··· RECORDS FOR THIS TASK ···

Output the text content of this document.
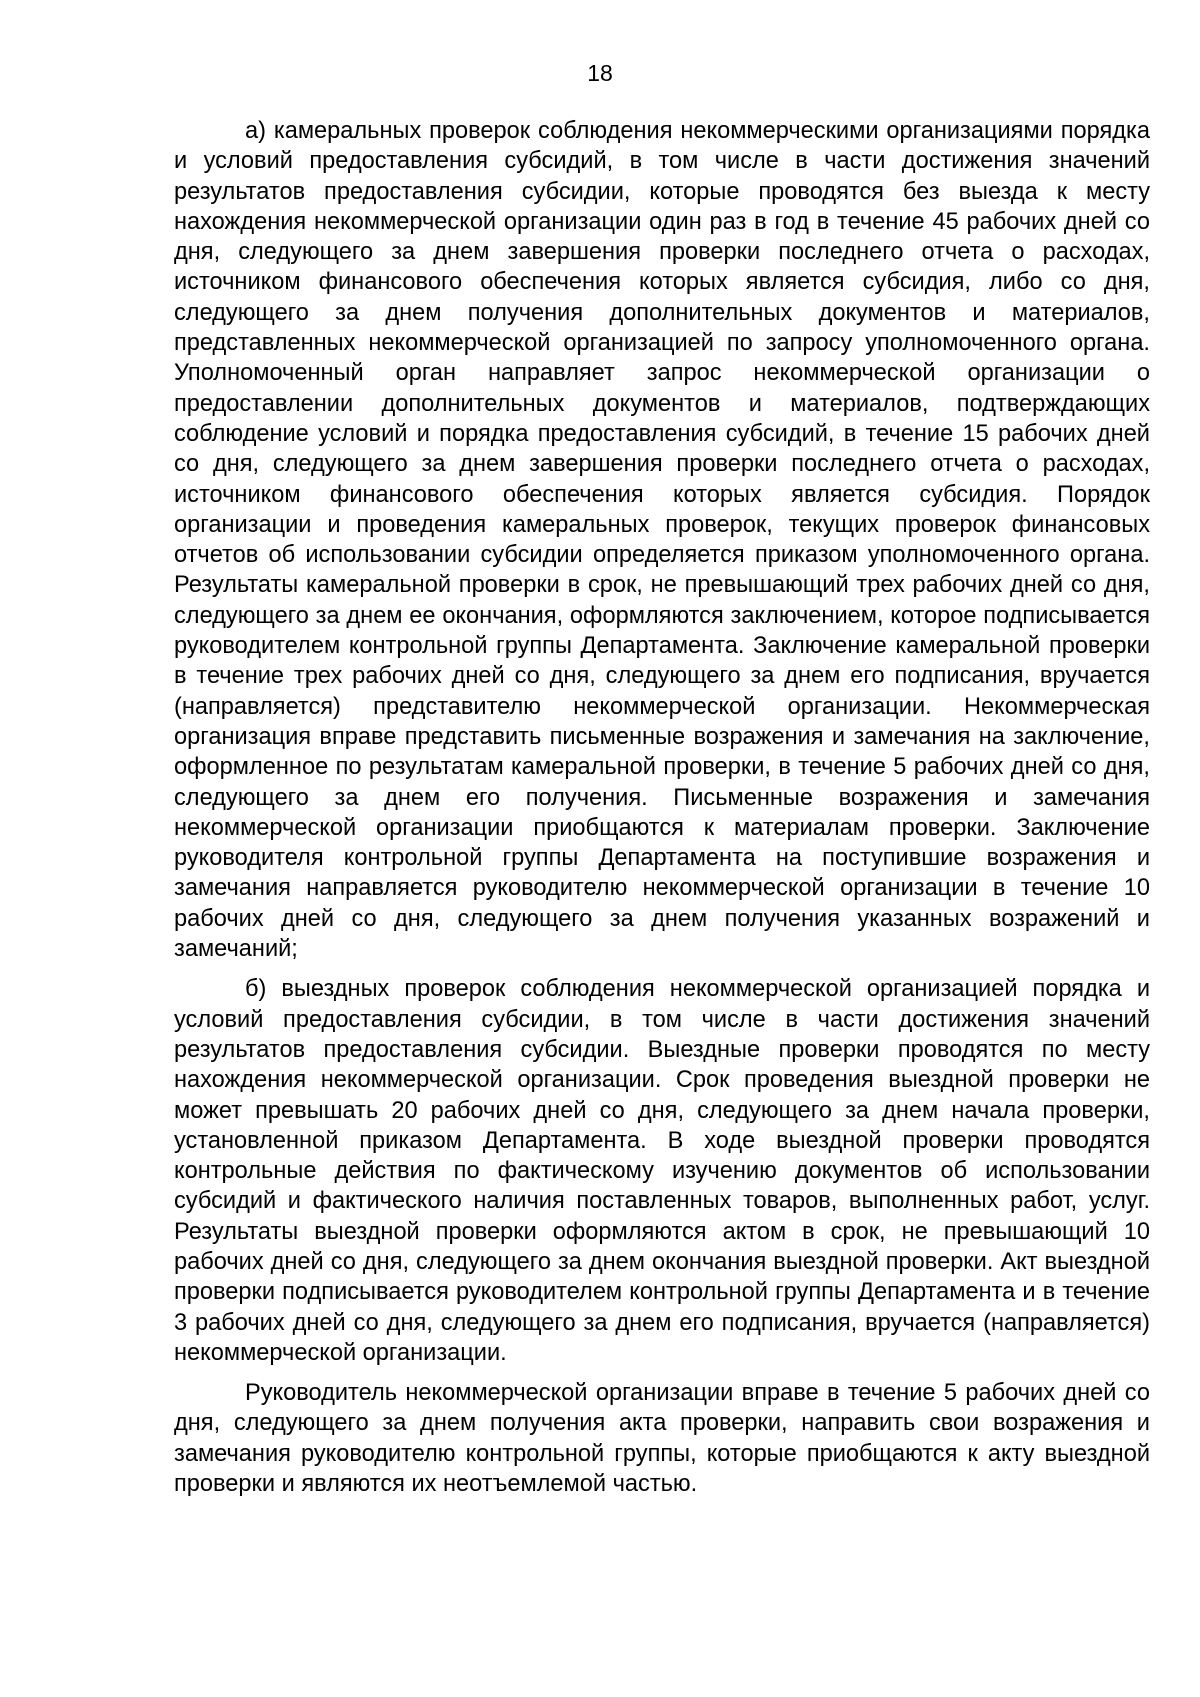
18

а) камеральных проверок соблюдения некоммерческими организациями порядка и условий предоставления субсидий, в том числе в части достижения значений результатов предоставления субсидии, которые проводятся без выезда к месту нахождения некоммерческой организации один раз в год в течение 45 рабочих дней со дня, следующего за днем завершения проверки последнего отчета о расходах, источником финансового обеспечения которых является субсидия, либо со дня, следующего за днем получения дополнительных документов и материалов, представленных некоммерческой организацией по запросу уполномоченного органа. Уполномоченный орган направляет запрос некоммерческой организации о предоставлении дополнительных документов и материалов, подтверждающих соблюдение условий и порядка предоставления субсидий, в течение 15 рабочих дней со дня, следующего за днем завершения проверки последнего отчета о расходах, источником финансового обеспечения которых является субсидия. Порядок организации и проведения камеральных проверок, текущих проверок финансовых отчетов об использовании субсидии определяется приказом уполномоченного органа. Результаты камеральной проверки в срок, не превышающий трех рабочих дней со дня, следующего за днем ее окончания, оформляются заключением, которое подписывается руководителем контрольной группы Департамента. Заключение камеральной проверки в течение трех рабочих дней со дня, следующего за днем его подписания, вручается (направляется) представителю некоммерческой организации. Некоммерческая организация вправе представить письменные возражения и замечания на заключение, оформленное по результатам камеральной проверки, в течение 5 рабочих дней со дня, следующего за днем его получения. Письменные возражения и замечания некоммерческой организации приобщаются к материалам проверки. Заключение руководителя контрольной группы Департамента на поступившие возражения и замечания направляется руководителю некоммерческой организации в течение 10 рабочих дней со дня, следующего за днем получения указанных возражений и замечаний;

б) выездных проверок соблюдения некоммерческой организацией порядка и условий предоставления субсидии, в том числе в части достижения значений результатов предоставления субсидии. Выездные проверки проводятся по месту нахождения некоммерческой организации. Срок проведения выездной проверки не может превышать 20 рабочих дней со дня, следующего за днем начала проверки, установленной приказом Департамента. В ходе выездной проверки проводятся контрольные действия по фактическому изучению документов об использовании субсидий и фактического наличия поставленных товаров, выполненных работ, услуг. Результаты выездной проверки оформляются актом в срок, не превышающий 10 рабочих дней со дня, следующего за днем окончания выездной проверки. Акт выездной проверки подписывается руководителем контрольной группы Департамента и в течение 3 рабочих дней со дня, следующего за днем его подписания, вручается (направляется) некоммерческой организации.

Руководитель некоммерческой организации вправе в течение 5 рабочих дней со дня, следующего за днем получения акта проверки, направить свои возражения и замечания руководителю контрольной группы, которые приобщаются к акту выездной проверки и являются их неотъемлемой частью.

···

WRITTEN EXERCISE: With the pictures omitted, reproduce the records in full and exactly.

CORRECT ANSWER:
Output the text content of this document.
18

а) камеральных проверок соблюдения некоммерческими организациями порядка и условий предоставления субсидий, в том числе в части достижения значений результатов предоставления субсидии, которые проводятся без выезда к месту нахождения некоммерческой организации один раз в год в течение 45 рабочих дней со дня, следующего за днем завершения проверки последнего отчета о расходах, источником финансового обеспечения которых является субсидия, либо со дня, следующего за днем получения дополнительных документов и материалов, представленных некоммерческой организацией по запросу уполномоченного органа. Уполномоченный орган направляет запрос некоммерческой организации о предоставлении дополнительных документов и материалов, подтверждающих соблюдение условий и порядка предоставления субсидий, в течение 15 рабочих дней со дня, следующего за днем завершения проверки последнего отчета о расходах, источником финансового обеспечения которых является субсидия. Порядок организации и проведения камеральных проверок, текущих проверок финансовых отчетов об использовании субсидии определяется приказом уполномоченного органа. Результаты камеральной проверки в срок, не превышающий трех рабочих дней со дня, следующего за днем ее окончания, оформляются заключением, которое подписывается руководителем контрольной группы Департамента. Заключение камеральной проверки в течение трех рабочих дней со дня, следующего за днем его подписания, вручается (направляется) представителю некоммерческой организации. Некоммерческая организация вправе представить письменные возражения и замечания на заключение, оформленное по результатам камеральной проверки, в течение 5 рабочих дней со дня, следующего за днем его получения. Письменные возражения и замечания некоммерческой организации приобщаются к материалам проверки. Заключение руководителя контрольной группы Департамента на поступившие возражения и замечания направляется руководителю некоммерческой организации в течение 10 рабочих дней со дня, следующего за днем получения указанных возражений и замечаний;

б) выездных проверок соблюдения некоммерческой организацией порядка и условий предоставления субсидии, в том числе в части достижения значений результатов предоставления субсидии. Выездные проверки проводятся по месту нахождения некоммерческой организации. Срок проведения выездной проверки не может превышать 20 рабочих дней со дня, следующего за днем начала проверки, установленной приказом Департамента. В ходе выездной проверки проводятся контрольные действия по фактическому изучению документов об использовании субсидий и фактического наличия поставленных товаров, выполненных работ, услуг. Результаты выездной проверки оформляются актом в срок, не превышающий 10 рабочих дней со дня, следующего за днем окончания выездной проверки. Акт выездной проверки подписывается руководителем контрольной группы Департамента и в течение 3 рабочих дней со дня, следующего за днем его подписания, вручается (направляется) некоммерческой организации.

Руководитель некоммерческой организации вправе в течение 5 рабочих дней со дня, следующего за днем получения акта проверки, направить свои возражения и замечания руководителю контрольной группы, которые приобщаются к акту выездной проверки и являются их неотъемлемой частью.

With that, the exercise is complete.